> What the task requires:
Pictures stay out; everything else in the records below is copied exactly.

> Collected data entries:
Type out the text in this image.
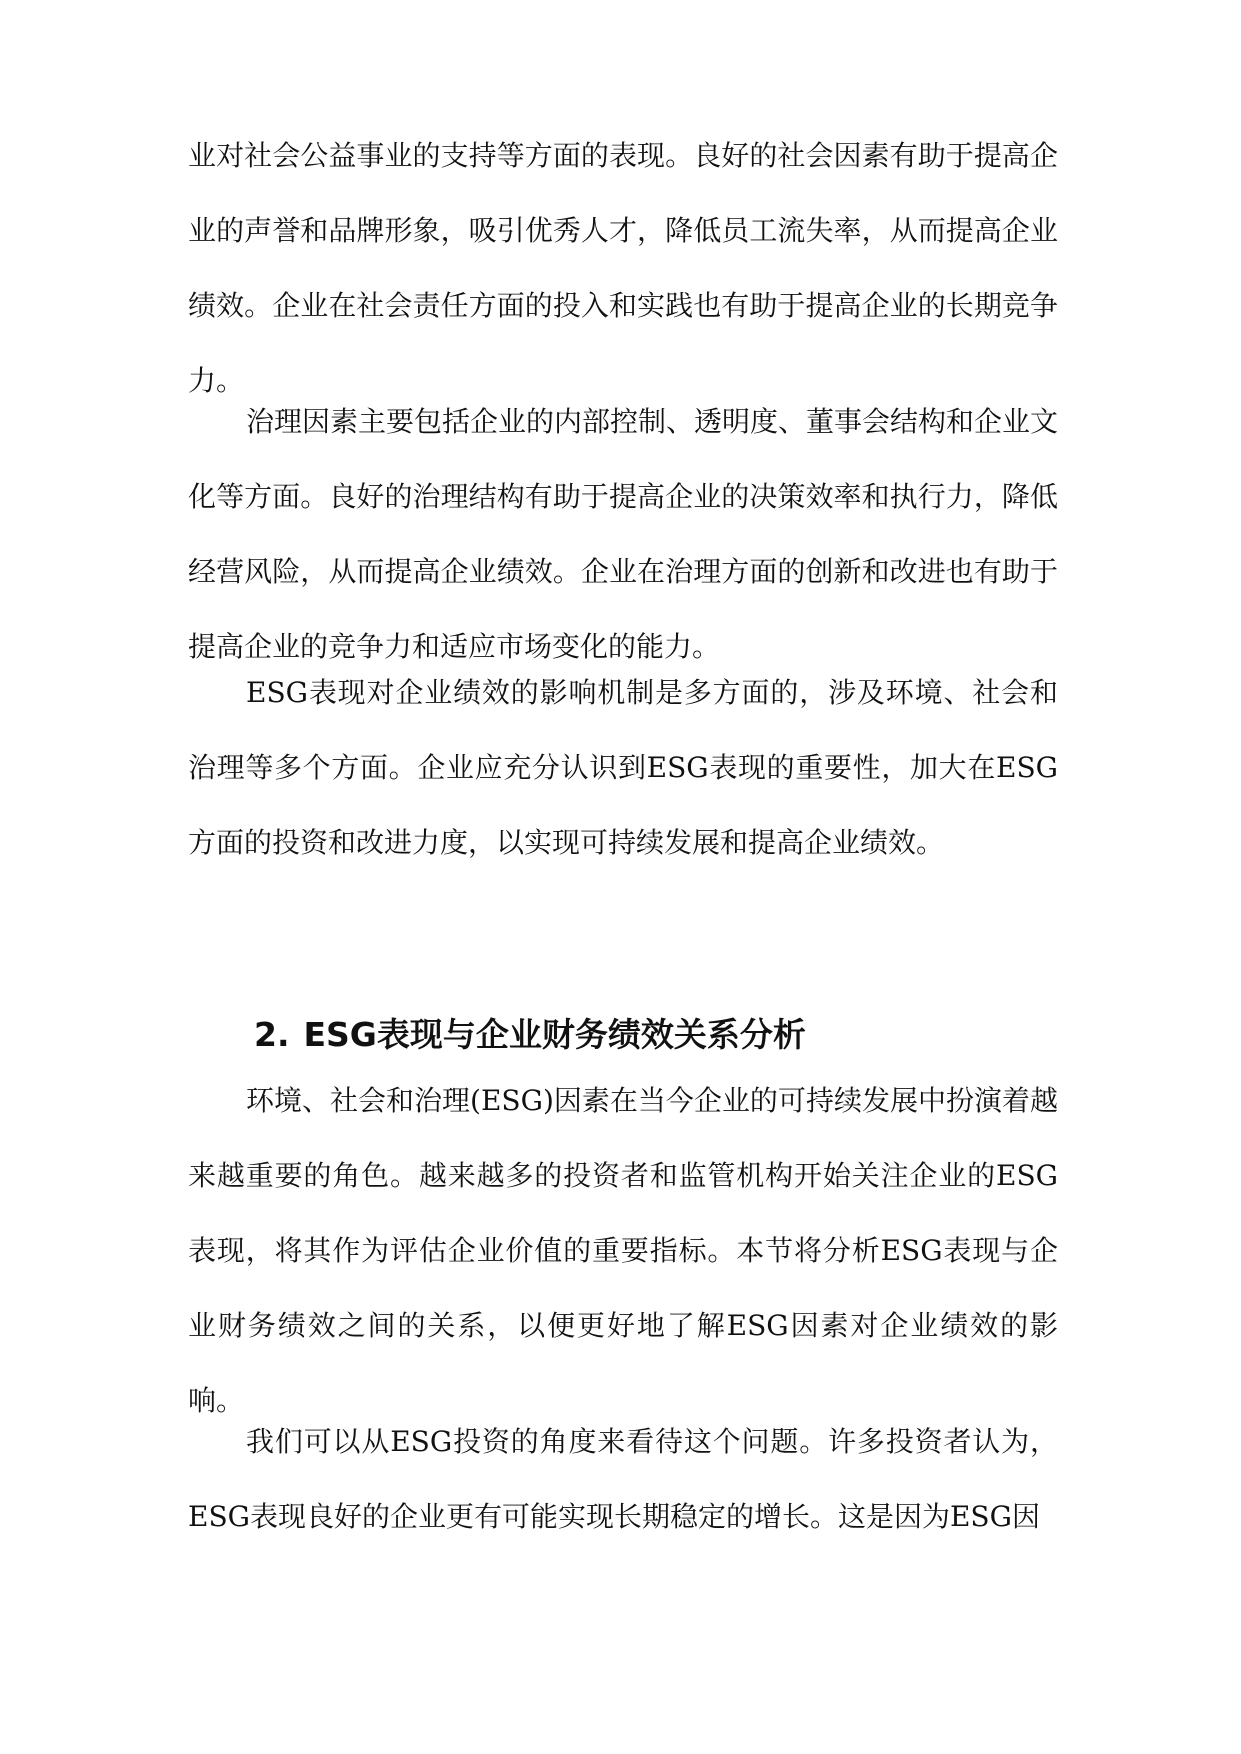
业对社会公益事业的支持等方面的表现。良好的社会因素有助于提高企业的声誉和品牌形象，吸引优秀人才，降低员工流失率，从而提高企业绩效。企业在社会责任方面的投入和实践也有助于提高企业的长期竞争力。

治理因素主要包括企业的内部控制、透明度、董事会结构和企业文化等方面。良好的治理结构有助于提高企业的决策效率和执行力，降低经营风险，从而提高企业绩效。企业在治理方面的创新和改进也有助于提高企业的竞争力和适应市场变化的能力。

ESG表现对企业绩效的影响机制是多方面的，涉及环境、社会和治理等多个方面。企业应充分认识到ESG表现的重要性，加大在ESG方面的投资和改进力度，以实现可持续发展和提高企业绩效。

2. ESG表现与企业财务绩效关系分析

环境、社会和治理(ESG)因素在当今企业的可持续发展中扮演着越来越重要的角色。越来越多的投资者和监管机构开始关注企业的ESG表现，将其作为评估企业价值的重要指标。本节将分析ESG表现与企业财务绩效之间的关系，以便更好地了解ESG因素对企业绩效的影响。

我们可以从ESG投资的角度来看待这个问题。许多投资者认为，ESG表现良好的企业更有可能实现长期稳定的增长。这是因为ESG因
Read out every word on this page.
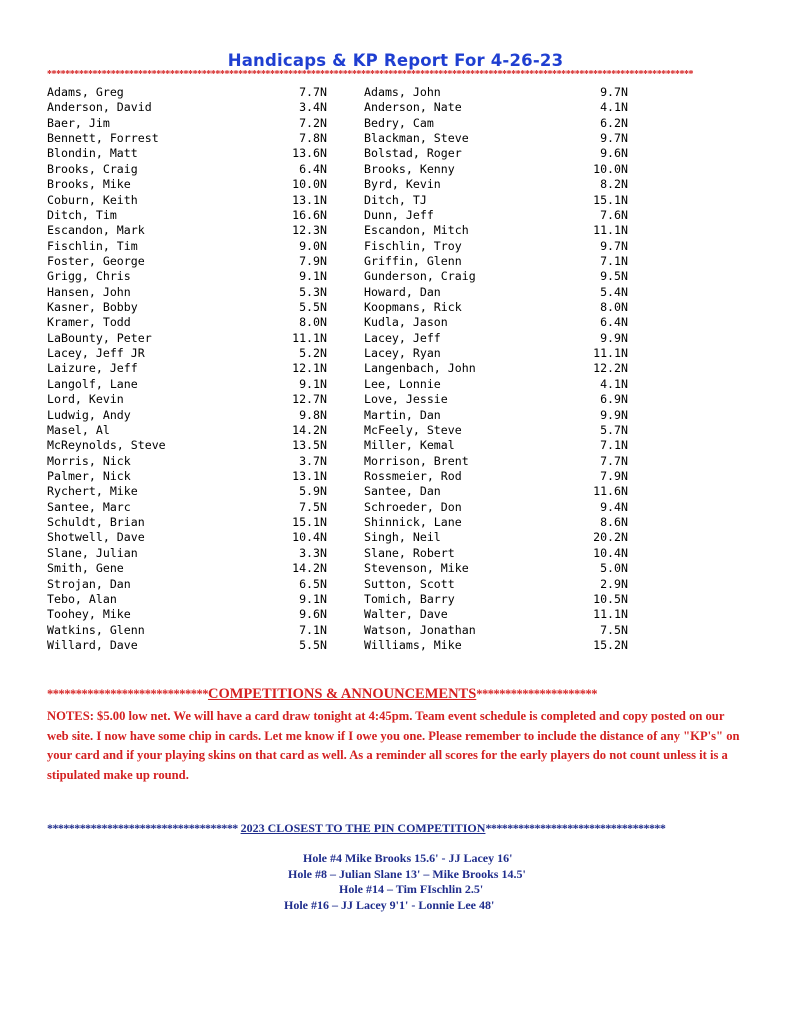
Handicaps & KP Report For 4-26-23
**********************************************************************************************************************************************
Adams, Greg	7.7N
Anderson, David	3.4N
Baer, Jim	7.2N
Bennett, Forrest	7.8N
Blondin, Matt	13.6N
Brooks, Craig	6.4N
Brooks, Mike	10.0N
Coburn, Keith	13.1N
Ditch, Tim	16.6N
Escandon, Mark	12.3N
Fischlin, Tim	9.0N
Foster, George	7.9N
Grigg, Chris	9.1N
Hansen, John	5.3N
Kasner, Bobby	5.5N
Kramer, Todd	8.0N
LaBounty, Peter	11.1N
Lacey, Jeff JR	5.2N
Laizure, Jeff	12.1N
Langolf, Lane	9.1N
Lord, Kevin	12.7N
Ludwig, Andy	9.8N
Masel, Al	14.2N
McReynolds, Steve	13.5N
Morris, Nick	3.7N
Palmer, Nick	13.1N
Rychert, Mike	5.9N
Santee, Marc	7.5N
Schuldt, Brian	15.1N
Shotwell, Dave	10.4N
Slane, Julian	3.3N
Smith, Gene	14.2N
Strojan, Dan	6.5N
Tebo, Alan	9.1N
Toohey, Mike	9.6N
Watkins, Glenn	7.1N
Willard, Dave	5.5N
Adams, John	9.7N
Anderson, Nate	4.1N
Bedry, Cam	6.2N
Blackman, Steve	9.7N
Bolstad, Roger	9.6N
Brooks, Kenny	10.0N
Byrd, Kevin	8.2N
Ditch, TJ	15.1N
Dunn, Jeff	7.6N
Escandon, Mitch	11.1N
Fischlin, Troy	9.7N
Griffin, Glenn	7.1N
Gunderson, Craig	9.5N
Howard, Dan	5.4N
Koopmans, Rick	8.0N
Kudla, Jason	6.4N
Lacey, Jeff	9.9N
Lacey, Ryan	11.1N
Langenbach, John	12.2N
Lee, Lonnie	4.1N
Love, Jessie	6.9N
Martin, Dan	9.9N
McFeely, Steve	5.7N
Miller, Kemal	7.1N
Morrison, Brent	7.7N
Rossmeier, Rod	7.9N
Santee, Dan	11.6N
Schroeder, Don	9.4N
Shinnick, Lane	8.6N
Singh, Neil	20.2N
Slane, Robert	10.4N
Stevenson, Mike	5.0N
Sutton, Scott	2.9N
Tomich, Barry	10.5N
Walter, Dave	11.1N
Watson, Jonathan	7.5N
Williams, Mike	15.2N
****************************COMPETITIONS & ANNOUNCEMENTS*********************
NOTES: $5.00 low net. We will have a card draw tonight at 4:45pm. Team event schedule is completed and copy posted on our web site. I now have some chip in cards. Let me know if I owe you one. Please remember to include the distance of any "KP's" on your card and if your playing skins on that card as well. As a reminder all scores for the early players do not count unless it is a stipulated make up round.
*********************************** 2023 CLOSEST TO THE PIN COMPETITION*********************************
Hole #4 Mike Brooks 15.6' - JJ Lacey 16'
Hole #8 – Julian Slane 13' – Mike Brooks 14.5'
Hole #14 – Tim FIschlin 2.5'
Hole #16 – JJ Lacey 9'1' - Lonnie Lee 48'
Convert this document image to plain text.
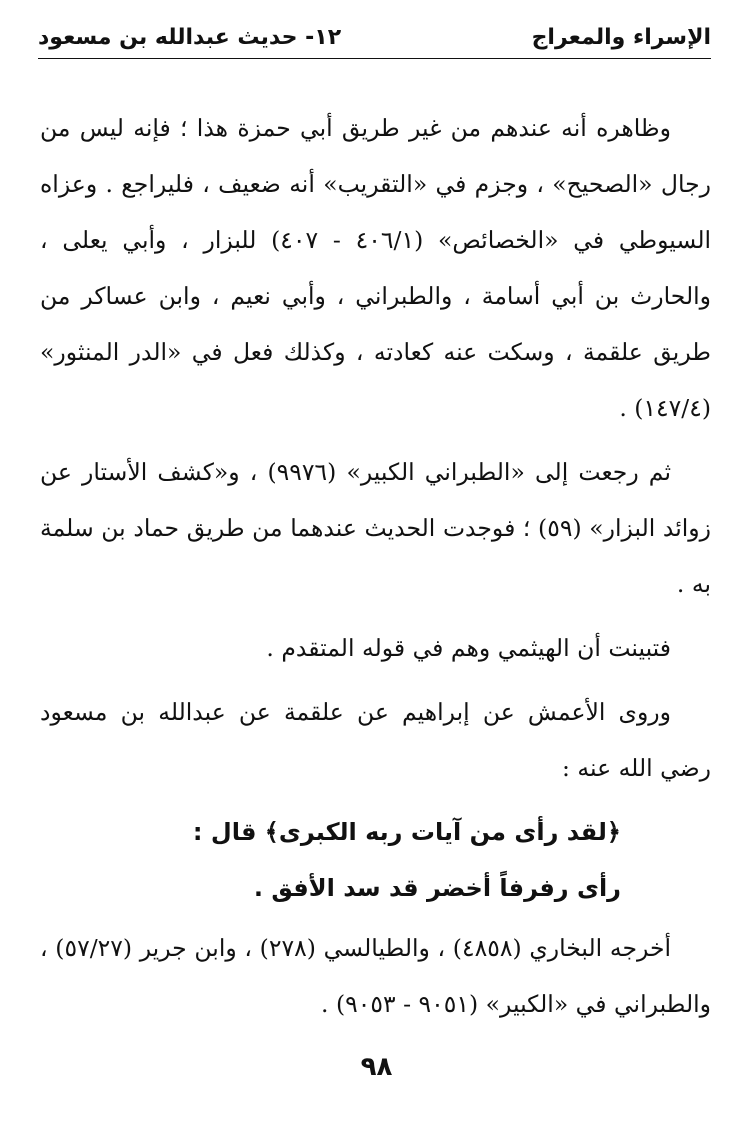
الإسراء والمعراج
١٢- حديث عبدالله بن مسعود

وظاهره أنه عندهم من غير طريق أبي حمزة هذا ؛ فإنه ليس من رجال «الصحيح» ، وجزم في «التقريب» أنه ضعيف ، فليراجع . وعزاه السيوطي في «الخصائص» (٤٠٦/١ - ٤٠٧) للبزار ، وأبي يعلى ، والحارث بن أبي أسامة ، والطبراني ، وأبي نعيم ، وابن عساكر من طريق علقمة ، وسكت عنه كعادته ، وكذلك فعل في «الدر المنثور» (١٤٧/٤) .

ثم رجعت إلى «الطبراني الكبير» (٩٩٧٦) ، و«كشف الأستار عن زوائد البزار» (٥٩) ؛ فوجدت الحديث عندهما من طريق حماد بن سلمة به .

فتبينت أن الهيثمي وهم في قوله المتقدم .

وروى الأعمش عن إبراهيم عن علقمة عن عبدالله بن مسعود رضي الله عنه :

﴿لقد رأى من آيات ربه الكبرى﴾ قال :

رأى رفرفاً أخضر قد سد الأفق .

أخرجه البخاري (٤٨٥٨) ، والطيالسي (٢٧٨) ، وابن جرير (٥٧/٢٧) ، والطبراني في «الكبير» (٩٠٥١ - ٩٠٥٣) .

٩٨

> Answer below:
Type out the text in this image.
业对社会公益事业的支持等方面的表现。良好的社会因素有助于提高企业的声誉和品牌形象，吸引优秀人才，降低员工流失率，从而提高企业绩效。企业在社会责任方面的投入和实践也有助于提高企业的长期竞争力。

治理因素主要包括企业的内部控制、透明度、董事会结构和企业文化等方面。良好的治理结构有助于提高企业的决策效率和执行力，降低经营风险，从而提高企业绩效。企业在治理方面的创新和改进也有助于提高企业的竞争力和适应市场变化的能力。

ESG表现对企业绩效的影响机制是多方面的，涉及环境、社会和治理等多个方面。企业应充分认识到ESG表现的重要性，加大在ESG方面的投资和改进力度，以实现可持续发展和提高企业绩效。

2. ESG表现与企业财务绩效关系分析

环境、社会和治理(ESG)因素在当今企业的可持续发展中扮演着越来越重要的角色。越来越多的投资者和监管机构开始关注企业的ESG表现，将其作为评估企业价值的重要指标。本节将分析ESG表现与企业财务绩效之间的关系，以便更好地了解ESG因素对企业绩效的影响。

我们可以从ESG投资的角度来看待这个问题。许多投资者认为，ESG表现良好的企业更有可能实现长期稳定的增长。这是因为ESG因
Read out every word on this page.
Handicaps & KP Report For 4-26-23
**********************************************************************************************************************************************
Adams, Greg	7.7N
Anderson, David	3.4N
Baer, Jim	7.2N
Bennett, Forrest	7.8N
Blondin, Matt	13.6N
Brooks, Craig	6.4N
Brooks, Mike	10.0N
Coburn, Keith	13.1N
Ditch, Tim	16.6N
Escandon, Mark	12.3N
Fischlin, Tim	9.0N
Foster, George	7.9N
Grigg, Chris	9.1N
Hansen, John	5.3N
Kasner, Bobby	5.5N
Kramer, Todd	8.0N
LaBounty, Peter	11.1N
Lacey, Jeff JR	5.2N
Laizure, Jeff	12.1N
Langolf, Lane	9.1N
Lord, Kevin	12.7N
Ludwig, Andy	9.8N
Masel, Al	14.2N
McReynolds, Steve	13.5N
Morris, Nick	3.7N
Palmer, Nick	13.1N
Rychert, Mike	5.9N
Santee, Marc	7.5N
Schuldt, Brian	15.1N
Shotwell, Dave	10.4N
Slane, Julian	3.3N
Smith, Gene	14.2N
Strojan, Dan	6.5N
Tebo, Alan	9.1N
Toohey, Mike	9.6N
Watkins, Glenn	7.1N
Willard, Dave	5.5N
Adams, John	9.7N
Anderson, Nate	4.1N
Bedry, Cam	6.2N
Blackman, Steve	9.7N
Bolstad, Roger	9.6N
Brooks, Kenny	10.0N
Byrd, Kevin	8.2N
Ditch, TJ	15.1N
Dunn, Jeff	7.6N
Escandon, Mitch	11.1N
Fischlin, Troy	9.7N
Griffin, Glenn	7.1N
Gunderson, Craig	9.5N
Howard, Dan	5.4N
Koopmans, Rick	8.0N
Kudla, Jason	6.4N
Lacey, Jeff	9.9N
Lacey, Ryan	11.1N
Langenbach, John	12.2N
Lee, Lonnie	4.1N
Love, Jessie	6.9N
Martin, Dan	9.9N
McFeely, Steve	5.7N
Miller, Kemal	7.1N
Morrison, Brent	7.7N
Rossmeier, Rod	7.9N
Santee, Dan	11.6N
Schroeder, Don	9.4N
Shinnick, Lane	8.6N
Singh, Neil	20.2N
Slane, Robert	10.4N
Stevenson, Mike	5.0N
Sutton, Scott	2.9N
Tomich, Barry	10.5N
Walter, Dave	11.1N
Watson, Jonathan	7.5N
Williams, Mike	15.2N
****************************COMPETITIONS & ANNOUNCEMENTS*********************
NOTES: $5.00 low net. We will have a card draw tonight at 4:45pm. Team event schedule is completed and copy posted on our web site. I now have some chip in cards. Let me know if I owe you one. Please remember to include the distance of any "KP's" on your card and if your playing skins on that card as well. As a reminder all scores for the early players do not count unless it is a stipulated make up round.
*********************************** 2023 CLOSEST TO THE PIN COMPETITION*********************************
Hole #4 Mike Brooks 15.6' - JJ Lacey 16'
Hole #8 – Julian Slane 13' – Mike Brooks 14.5'
Hole #14 – Tim FIschlin 2.5'
Hole #16 – JJ Lacey 9'1' - Lonnie Lee 48'
Convert this document image to plain text.
الإسراء والمعراج
١٢- حديث عبدالله بن مسعود

وظاهره أنه عندهم من غير طريق أبي حمزة هذا ؛ فإنه ليس من رجال «الصحيح» ، وجزم في «التقريب» أنه ضعيف ، فليراجع . وعزاه السيوطي في «الخصائص» (٤٠٦/١ - ٤٠٧) للبزار ، وأبي يعلى ، والحارث بن أبي أسامة ، والطبراني ، وأبي نعيم ، وابن عساكر من طريق علقمة ، وسكت عنه كعادته ، وكذلك فعل في «الدر المنثور» (١٤٧/٤) .

ثم رجعت إلى «الطبراني الكبير» (٩٩٧٦) ، و«كشف الأستار عن زوائد البزار» (٥٩) ؛ فوجدت الحديث عندهما من طريق حماد بن سلمة به .

فتبينت أن الهيثمي وهم في قوله المتقدم .

وروى الأعمش عن إبراهيم عن علقمة عن عبدالله بن مسعود رضي الله عنه :

﴿لقد رأى من آيات ربه الكبرى﴾ قال :

رأى رفرفاً أخضر قد سد الأفق .

أخرجه البخاري (٤٨٥٨) ، والطيالسي (٢٧٨) ، وابن جرير (٥٧/٢٧) ، والطبراني في «الكبير» (٩٠٥١ - ٩٠٥٣) .

٩٨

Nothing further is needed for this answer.